■ **Records to use**
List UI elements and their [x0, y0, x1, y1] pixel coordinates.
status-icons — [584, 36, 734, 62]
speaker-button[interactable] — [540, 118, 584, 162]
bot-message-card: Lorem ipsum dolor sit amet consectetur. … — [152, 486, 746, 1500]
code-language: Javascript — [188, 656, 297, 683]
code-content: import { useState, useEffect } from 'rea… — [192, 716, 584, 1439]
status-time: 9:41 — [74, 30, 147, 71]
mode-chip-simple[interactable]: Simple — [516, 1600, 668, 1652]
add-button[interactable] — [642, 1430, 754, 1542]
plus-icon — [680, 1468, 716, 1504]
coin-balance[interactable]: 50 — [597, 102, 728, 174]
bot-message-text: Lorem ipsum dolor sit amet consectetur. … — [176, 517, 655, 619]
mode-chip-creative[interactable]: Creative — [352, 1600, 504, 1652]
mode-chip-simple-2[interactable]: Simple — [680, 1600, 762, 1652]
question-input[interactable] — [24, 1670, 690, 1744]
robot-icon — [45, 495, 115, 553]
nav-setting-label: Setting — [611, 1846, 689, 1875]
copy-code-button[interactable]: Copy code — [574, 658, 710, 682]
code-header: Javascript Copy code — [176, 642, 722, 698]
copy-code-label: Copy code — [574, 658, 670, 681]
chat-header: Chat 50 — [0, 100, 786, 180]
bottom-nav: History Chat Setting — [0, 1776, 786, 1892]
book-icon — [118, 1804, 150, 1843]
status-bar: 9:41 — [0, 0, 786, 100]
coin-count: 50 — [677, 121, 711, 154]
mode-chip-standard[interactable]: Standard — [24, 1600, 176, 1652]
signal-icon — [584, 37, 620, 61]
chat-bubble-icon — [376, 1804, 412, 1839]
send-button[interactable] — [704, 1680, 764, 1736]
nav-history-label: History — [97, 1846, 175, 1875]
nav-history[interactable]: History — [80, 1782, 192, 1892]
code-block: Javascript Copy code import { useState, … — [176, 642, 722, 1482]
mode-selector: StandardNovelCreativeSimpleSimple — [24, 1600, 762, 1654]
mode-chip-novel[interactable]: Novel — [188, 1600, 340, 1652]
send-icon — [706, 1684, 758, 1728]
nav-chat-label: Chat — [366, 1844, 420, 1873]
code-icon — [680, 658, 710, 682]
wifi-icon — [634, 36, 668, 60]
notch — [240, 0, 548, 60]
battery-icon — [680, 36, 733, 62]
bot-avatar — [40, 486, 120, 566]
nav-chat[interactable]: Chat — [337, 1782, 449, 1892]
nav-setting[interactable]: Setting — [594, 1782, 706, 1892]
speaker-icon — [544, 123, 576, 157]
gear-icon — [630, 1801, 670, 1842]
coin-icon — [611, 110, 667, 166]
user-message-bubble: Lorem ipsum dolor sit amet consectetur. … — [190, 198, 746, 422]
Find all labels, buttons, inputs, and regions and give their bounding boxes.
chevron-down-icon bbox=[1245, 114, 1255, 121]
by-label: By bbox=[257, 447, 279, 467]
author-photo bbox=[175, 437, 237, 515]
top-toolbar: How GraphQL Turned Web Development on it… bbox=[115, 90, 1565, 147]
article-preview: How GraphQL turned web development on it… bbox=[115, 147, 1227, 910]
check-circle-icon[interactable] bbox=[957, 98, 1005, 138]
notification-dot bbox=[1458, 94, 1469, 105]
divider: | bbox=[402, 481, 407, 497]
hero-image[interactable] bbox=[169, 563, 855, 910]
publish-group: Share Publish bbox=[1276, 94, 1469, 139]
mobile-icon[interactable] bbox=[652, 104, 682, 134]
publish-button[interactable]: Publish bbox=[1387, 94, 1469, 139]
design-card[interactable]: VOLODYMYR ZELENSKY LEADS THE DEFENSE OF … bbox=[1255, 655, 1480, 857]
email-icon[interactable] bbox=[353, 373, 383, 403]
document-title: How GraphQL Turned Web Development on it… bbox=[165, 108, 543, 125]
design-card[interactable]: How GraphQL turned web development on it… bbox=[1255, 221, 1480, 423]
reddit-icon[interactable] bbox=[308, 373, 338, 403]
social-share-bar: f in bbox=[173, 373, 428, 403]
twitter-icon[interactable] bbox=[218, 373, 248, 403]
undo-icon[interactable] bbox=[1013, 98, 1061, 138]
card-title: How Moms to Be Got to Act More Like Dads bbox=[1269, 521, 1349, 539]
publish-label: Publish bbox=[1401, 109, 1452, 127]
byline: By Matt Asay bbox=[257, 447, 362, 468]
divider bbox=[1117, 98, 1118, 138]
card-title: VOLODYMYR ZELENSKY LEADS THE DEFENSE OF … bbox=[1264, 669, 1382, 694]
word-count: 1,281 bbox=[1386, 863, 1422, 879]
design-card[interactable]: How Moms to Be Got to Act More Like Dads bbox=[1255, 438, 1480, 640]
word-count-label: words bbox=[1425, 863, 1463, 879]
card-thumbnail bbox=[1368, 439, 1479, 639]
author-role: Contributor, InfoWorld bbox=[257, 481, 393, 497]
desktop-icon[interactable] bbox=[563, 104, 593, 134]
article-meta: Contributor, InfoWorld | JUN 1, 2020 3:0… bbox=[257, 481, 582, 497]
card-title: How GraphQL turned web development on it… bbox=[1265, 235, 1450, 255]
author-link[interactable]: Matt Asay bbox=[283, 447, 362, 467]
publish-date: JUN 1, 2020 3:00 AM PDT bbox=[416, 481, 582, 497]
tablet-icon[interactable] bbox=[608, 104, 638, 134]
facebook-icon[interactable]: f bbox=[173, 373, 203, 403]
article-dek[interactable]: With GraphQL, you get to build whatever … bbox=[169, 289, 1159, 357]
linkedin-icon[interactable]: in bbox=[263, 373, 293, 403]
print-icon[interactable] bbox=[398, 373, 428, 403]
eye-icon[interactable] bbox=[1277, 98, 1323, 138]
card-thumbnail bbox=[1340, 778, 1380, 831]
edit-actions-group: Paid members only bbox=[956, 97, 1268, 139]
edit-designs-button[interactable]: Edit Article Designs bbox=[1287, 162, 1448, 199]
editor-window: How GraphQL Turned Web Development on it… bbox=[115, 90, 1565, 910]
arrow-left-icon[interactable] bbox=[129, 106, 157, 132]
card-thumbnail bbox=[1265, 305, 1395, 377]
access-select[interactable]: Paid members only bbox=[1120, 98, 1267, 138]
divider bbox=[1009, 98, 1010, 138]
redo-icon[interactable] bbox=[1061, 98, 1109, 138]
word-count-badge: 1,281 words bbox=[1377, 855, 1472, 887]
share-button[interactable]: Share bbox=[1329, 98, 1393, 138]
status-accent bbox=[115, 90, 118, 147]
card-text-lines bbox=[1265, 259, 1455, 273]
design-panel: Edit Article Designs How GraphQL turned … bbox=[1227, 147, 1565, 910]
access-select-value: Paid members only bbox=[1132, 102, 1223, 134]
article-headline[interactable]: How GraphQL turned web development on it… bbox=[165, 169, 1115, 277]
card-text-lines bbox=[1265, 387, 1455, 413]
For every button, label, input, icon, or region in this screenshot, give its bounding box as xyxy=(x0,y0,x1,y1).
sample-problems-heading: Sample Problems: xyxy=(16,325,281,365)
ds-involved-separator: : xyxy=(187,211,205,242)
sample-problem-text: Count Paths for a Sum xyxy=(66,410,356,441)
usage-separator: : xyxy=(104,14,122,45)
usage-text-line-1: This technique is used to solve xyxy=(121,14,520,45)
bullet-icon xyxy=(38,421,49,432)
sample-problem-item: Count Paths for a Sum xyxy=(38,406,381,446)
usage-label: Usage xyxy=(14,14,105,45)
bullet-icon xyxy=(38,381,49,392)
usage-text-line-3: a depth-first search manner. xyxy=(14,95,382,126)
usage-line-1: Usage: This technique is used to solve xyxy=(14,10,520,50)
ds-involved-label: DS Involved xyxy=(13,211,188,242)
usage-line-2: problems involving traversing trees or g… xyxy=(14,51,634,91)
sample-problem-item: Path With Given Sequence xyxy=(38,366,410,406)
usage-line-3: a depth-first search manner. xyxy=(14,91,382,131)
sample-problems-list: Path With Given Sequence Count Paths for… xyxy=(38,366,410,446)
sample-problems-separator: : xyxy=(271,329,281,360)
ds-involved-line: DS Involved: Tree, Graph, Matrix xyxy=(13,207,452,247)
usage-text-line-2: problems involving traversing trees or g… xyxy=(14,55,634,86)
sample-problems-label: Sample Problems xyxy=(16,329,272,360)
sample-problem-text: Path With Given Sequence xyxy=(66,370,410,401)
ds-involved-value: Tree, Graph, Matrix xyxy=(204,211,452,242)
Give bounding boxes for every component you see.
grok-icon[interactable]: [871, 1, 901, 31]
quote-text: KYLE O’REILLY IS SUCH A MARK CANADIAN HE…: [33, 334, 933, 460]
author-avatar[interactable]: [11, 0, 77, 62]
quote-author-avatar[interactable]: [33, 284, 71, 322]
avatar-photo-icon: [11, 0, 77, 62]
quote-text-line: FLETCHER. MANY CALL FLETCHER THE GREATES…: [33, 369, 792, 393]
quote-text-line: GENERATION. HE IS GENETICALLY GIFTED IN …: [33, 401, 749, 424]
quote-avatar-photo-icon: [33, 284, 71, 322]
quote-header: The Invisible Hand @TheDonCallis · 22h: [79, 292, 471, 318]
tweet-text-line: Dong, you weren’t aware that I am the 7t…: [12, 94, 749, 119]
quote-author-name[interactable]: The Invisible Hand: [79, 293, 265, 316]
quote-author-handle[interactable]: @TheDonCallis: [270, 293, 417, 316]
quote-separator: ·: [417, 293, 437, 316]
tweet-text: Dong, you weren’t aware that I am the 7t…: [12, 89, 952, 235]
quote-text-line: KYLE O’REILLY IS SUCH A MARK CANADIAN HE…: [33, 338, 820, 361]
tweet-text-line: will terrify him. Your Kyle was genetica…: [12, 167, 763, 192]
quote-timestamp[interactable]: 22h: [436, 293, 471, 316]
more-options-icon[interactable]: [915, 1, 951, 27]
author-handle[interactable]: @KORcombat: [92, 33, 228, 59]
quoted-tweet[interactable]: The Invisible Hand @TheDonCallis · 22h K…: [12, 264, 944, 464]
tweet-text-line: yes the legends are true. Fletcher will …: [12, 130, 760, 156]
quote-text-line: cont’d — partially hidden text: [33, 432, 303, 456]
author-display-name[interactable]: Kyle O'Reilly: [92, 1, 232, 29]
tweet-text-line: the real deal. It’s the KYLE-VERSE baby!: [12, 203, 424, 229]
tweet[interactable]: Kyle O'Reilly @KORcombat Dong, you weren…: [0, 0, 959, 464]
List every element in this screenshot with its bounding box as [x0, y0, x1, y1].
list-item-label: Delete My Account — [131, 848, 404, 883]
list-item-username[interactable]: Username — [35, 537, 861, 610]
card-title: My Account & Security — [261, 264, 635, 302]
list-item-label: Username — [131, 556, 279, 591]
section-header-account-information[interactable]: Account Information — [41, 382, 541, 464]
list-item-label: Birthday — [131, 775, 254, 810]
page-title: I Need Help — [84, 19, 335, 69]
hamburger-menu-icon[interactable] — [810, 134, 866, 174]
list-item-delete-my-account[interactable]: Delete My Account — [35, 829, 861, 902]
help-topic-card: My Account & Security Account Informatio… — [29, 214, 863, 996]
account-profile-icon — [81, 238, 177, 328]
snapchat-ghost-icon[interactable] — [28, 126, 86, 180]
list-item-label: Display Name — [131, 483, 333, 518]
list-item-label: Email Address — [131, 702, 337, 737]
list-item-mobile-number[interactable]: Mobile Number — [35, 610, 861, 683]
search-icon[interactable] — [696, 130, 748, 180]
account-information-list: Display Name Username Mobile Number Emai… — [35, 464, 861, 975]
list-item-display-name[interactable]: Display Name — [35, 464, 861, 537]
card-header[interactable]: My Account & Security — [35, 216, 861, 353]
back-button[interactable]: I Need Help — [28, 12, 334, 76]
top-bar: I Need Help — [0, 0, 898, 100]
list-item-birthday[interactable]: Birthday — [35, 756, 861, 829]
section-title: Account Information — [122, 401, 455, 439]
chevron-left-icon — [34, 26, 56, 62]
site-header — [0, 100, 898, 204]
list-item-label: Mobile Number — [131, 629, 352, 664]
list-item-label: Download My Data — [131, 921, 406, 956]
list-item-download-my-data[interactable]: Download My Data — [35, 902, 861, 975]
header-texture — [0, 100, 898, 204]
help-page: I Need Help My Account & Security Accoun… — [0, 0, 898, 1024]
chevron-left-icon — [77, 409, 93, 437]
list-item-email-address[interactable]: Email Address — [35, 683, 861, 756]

■ **Work to complete**
Retype the material from its first line through the line that contains "status-time: 9:41 — [74, 30, 147, 71]", both included, with every character unchanged.

■ **Completed exercise**
List UI elements and their [x0, y0, x1, y1] pixel coordinates.
status-icons — [584, 36, 734, 62]
speaker-button[interactable] — [540, 118, 584, 162]
bot-message-card: Lorem ipsum dolor sit amet consectetur. … — [152, 486, 746, 1500]
code-language: Javascript — [188, 656, 297, 683]
code-content: import { useState, useEffect } from 'rea… — [192, 716, 584, 1439]
status-time: 9:41 — [74, 30, 147, 71]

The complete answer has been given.